● **THE TASK**
Among the records that follow, count the lines with the string "Enable"; report only that count.

● **RECORD LIST**
--

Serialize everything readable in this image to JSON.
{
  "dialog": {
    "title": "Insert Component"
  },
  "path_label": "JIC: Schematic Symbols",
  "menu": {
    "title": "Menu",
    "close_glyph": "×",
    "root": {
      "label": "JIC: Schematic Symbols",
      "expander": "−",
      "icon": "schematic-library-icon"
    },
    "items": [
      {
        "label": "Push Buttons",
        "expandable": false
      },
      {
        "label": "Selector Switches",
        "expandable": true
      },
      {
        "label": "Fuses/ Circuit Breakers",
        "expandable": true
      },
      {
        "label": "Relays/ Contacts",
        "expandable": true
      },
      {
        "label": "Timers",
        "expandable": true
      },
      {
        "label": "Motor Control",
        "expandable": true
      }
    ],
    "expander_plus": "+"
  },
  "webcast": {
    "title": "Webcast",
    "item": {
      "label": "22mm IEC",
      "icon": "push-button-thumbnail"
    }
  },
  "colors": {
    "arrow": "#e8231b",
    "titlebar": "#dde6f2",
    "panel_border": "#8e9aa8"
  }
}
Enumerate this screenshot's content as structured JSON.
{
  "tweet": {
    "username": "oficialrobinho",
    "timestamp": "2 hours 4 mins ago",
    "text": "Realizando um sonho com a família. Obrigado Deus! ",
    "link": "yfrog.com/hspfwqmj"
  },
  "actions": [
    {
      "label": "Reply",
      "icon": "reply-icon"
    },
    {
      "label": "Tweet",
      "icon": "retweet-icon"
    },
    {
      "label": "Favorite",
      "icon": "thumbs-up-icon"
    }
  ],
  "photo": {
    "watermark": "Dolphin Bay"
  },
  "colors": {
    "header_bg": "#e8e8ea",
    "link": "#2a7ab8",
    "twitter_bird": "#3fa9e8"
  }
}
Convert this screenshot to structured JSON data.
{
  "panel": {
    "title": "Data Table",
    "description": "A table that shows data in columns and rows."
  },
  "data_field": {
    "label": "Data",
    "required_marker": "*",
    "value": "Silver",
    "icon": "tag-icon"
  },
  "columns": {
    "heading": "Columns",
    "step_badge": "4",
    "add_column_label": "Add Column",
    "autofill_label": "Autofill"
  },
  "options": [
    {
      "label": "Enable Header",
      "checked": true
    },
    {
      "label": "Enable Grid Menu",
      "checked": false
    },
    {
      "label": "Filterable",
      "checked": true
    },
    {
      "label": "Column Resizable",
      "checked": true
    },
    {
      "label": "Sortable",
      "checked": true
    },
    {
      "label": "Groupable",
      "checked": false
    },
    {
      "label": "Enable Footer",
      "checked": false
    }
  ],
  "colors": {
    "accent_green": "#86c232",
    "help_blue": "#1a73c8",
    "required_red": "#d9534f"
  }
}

--

● **TASK ANSWER**
3